* **TASK DETAILS**:
Restate the records below word for word, and omit the images they hold.

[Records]
------------------------------

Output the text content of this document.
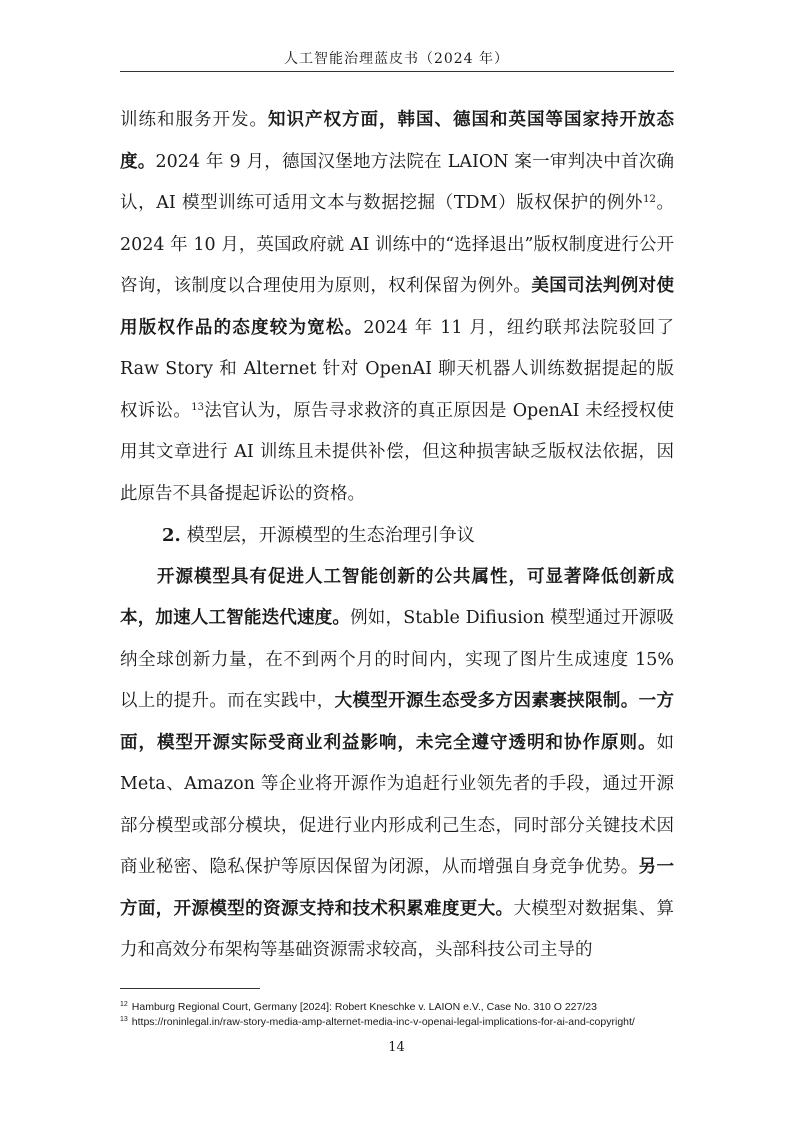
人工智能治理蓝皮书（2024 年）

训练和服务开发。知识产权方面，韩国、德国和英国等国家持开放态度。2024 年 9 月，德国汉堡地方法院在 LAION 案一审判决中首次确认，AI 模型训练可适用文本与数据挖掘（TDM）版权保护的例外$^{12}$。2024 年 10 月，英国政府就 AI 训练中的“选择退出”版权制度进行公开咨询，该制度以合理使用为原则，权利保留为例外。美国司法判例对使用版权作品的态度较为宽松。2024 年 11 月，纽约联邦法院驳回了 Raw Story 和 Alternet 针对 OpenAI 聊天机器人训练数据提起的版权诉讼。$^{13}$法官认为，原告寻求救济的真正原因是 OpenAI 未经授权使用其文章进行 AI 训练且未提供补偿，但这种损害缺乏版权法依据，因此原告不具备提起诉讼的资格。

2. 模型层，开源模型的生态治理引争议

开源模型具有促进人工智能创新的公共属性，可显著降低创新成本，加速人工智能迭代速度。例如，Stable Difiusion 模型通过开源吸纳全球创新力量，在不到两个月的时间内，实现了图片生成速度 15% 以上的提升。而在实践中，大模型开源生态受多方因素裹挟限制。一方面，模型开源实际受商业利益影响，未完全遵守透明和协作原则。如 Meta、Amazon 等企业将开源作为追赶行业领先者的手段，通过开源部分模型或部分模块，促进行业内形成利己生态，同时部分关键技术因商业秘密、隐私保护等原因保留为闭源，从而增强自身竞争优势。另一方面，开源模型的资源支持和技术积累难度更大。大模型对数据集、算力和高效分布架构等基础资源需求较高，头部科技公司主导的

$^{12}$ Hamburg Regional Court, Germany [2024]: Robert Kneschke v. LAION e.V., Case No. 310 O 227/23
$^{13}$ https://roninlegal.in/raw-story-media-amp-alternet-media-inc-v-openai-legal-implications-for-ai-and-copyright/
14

------------------------------

* **FULL OUTPUT**:
Output the text content of this document.
人工智能治理蓝皮书（2024 年）

训练和服务开发。知识产权方面，韩国、德国和英国等国家持开放态度。2024 年 9 月，德国汉堡地方法院在 LAION 案一审判决中首次确认，AI 模型训练可适用文本与数据挖掘（TDM）版权保护的例外$^{12}$。2024 年 10 月，英国政府就 AI 训练中的“选择退出”版权制度进行公开咨询，该制度以合理使用为原则，权利保留为例外。美国司法判例对使用版权作品的态度较为宽松。2024 年 11 月，纽约联邦法院驳回了 Raw Story 和 Alternet 针对 OpenAI 聊天机器人训练数据提起的版权诉讼。$^{13}$法官认为，原告寻求救济的真正原因是 OpenAI 未经授权使用其文章进行 AI 训练且未提供补偿，但这种损害缺乏版权法依据，因此原告不具备提起诉讼的资格。

2. 模型层，开源模型的生态治理引争议

开源模型具有促进人工智能创新的公共属性，可显著降低创新成本，加速人工智能迭代速度。例如，Stable Difiusion 模型通过开源吸纳全球创新力量，在不到两个月的时间内，实现了图片生成速度 15% 以上的提升。而在实践中，大模型开源生态受多方因素裹挟限制。一方面，模型开源实际受商业利益影响，未完全遵守透明和协作原则。如 Meta、Amazon 等企业将开源作为追赶行业领先者的手段，通过开源部分模型或部分模块，促进行业内形成利己生态，同时部分关键技术因商业秘密、隐私保护等原因保留为闭源，从而增强自身竞争优势。另一方面，开源模型的资源支持和技术积累难度更大。大模型对数据集、算力和高效分布架构等基础资源需求较高，头部科技公司主导的

$^{12}$ Hamburg Regional Court, Germany [2024]: Robert Kneschke v. LAION e.V., Case No. 310 O 227/23
$^{13}$ https://roninlegal.in/raw-story-media-amp-alternet-media-inc-v-openai-legal-implications-for-ai-and-copyright/
14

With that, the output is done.